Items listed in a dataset

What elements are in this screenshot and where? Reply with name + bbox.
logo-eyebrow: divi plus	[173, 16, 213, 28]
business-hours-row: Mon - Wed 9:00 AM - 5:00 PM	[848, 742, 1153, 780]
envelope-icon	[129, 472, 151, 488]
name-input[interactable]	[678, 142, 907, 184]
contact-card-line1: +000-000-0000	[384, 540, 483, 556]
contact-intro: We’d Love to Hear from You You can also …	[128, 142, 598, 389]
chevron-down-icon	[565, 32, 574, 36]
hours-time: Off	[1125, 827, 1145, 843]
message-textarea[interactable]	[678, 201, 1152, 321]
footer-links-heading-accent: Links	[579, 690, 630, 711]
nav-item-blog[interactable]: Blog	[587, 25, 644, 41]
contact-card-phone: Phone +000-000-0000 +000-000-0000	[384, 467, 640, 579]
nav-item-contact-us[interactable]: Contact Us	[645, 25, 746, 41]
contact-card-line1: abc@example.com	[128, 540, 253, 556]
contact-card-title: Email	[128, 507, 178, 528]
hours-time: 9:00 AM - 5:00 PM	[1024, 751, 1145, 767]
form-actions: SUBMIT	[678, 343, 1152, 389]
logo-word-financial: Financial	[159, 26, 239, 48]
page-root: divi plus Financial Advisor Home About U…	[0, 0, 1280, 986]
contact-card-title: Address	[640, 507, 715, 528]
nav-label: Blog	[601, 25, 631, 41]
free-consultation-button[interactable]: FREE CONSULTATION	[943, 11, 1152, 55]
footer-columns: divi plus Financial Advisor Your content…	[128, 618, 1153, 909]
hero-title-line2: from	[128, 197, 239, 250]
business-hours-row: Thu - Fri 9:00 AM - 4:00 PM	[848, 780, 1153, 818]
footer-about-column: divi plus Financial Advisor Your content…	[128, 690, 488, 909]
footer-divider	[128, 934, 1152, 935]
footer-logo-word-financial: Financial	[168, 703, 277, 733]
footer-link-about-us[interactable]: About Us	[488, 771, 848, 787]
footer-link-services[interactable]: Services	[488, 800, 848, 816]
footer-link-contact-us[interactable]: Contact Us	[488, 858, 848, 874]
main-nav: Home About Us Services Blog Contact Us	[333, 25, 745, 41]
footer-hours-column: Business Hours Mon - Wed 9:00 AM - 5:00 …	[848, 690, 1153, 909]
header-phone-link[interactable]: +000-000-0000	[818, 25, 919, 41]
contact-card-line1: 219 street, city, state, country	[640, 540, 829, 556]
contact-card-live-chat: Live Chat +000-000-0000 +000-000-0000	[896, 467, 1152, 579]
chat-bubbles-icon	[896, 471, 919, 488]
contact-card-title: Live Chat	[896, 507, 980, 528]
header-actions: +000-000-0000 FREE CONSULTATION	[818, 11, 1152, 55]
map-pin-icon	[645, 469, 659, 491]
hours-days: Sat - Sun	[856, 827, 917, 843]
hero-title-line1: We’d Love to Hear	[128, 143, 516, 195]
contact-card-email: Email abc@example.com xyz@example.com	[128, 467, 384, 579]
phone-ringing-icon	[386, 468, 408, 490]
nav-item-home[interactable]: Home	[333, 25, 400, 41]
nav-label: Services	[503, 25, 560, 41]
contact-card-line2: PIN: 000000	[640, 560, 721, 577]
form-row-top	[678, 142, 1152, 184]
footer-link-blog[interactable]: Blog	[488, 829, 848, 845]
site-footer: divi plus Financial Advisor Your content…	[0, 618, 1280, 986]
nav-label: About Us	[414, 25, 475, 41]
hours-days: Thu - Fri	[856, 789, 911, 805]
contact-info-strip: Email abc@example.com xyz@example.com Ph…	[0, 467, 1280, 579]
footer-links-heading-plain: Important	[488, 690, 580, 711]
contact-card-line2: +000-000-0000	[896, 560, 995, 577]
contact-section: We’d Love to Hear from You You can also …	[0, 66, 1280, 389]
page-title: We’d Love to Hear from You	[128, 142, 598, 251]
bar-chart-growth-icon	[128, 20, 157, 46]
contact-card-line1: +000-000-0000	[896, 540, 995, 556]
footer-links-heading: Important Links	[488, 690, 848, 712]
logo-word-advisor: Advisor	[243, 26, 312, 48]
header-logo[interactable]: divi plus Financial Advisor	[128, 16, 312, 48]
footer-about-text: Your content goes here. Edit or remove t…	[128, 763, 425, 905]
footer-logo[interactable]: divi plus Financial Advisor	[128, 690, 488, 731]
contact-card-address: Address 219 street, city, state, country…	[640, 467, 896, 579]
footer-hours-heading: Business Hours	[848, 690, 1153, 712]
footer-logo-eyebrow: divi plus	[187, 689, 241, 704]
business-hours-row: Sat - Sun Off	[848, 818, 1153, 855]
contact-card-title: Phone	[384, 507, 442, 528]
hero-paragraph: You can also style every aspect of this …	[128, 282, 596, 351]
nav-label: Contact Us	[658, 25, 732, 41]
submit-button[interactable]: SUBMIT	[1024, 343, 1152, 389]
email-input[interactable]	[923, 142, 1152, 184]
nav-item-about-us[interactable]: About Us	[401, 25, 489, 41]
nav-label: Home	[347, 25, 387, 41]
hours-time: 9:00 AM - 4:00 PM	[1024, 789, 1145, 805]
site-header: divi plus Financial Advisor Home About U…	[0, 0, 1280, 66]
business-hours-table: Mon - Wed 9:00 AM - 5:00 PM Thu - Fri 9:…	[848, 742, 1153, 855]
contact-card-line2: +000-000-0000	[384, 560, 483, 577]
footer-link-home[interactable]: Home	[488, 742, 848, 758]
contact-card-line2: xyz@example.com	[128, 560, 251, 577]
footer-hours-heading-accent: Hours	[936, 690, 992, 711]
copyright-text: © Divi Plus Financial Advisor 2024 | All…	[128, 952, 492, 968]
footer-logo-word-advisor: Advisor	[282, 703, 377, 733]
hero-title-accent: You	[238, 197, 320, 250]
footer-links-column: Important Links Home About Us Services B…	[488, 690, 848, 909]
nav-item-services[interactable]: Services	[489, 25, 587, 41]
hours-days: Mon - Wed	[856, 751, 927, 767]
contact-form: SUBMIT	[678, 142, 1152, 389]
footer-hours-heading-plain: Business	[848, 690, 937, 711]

● Task: Please put the lines into a numbered list, leaving out blank lines: begin at the start of the records and stop after the line that contains "540, 483, 556]".

● Exercise response:
1. What elements are in this screenshot and where? Reply with name + bbox.
2. logo-eyebrow: divi plus	[173, 16, 213, 28]
3. business-hours-row: Mon - Wed 9:00 AM - 5:00 PM	[848, 742, 1153, 780]
4. envelope-icon	[129, 472, 151, 488]
5. name-input[interactable]	[678, 142, 907, 184]
6. contact-card-line1: +000-000-0000	[384, 540, 483, 556]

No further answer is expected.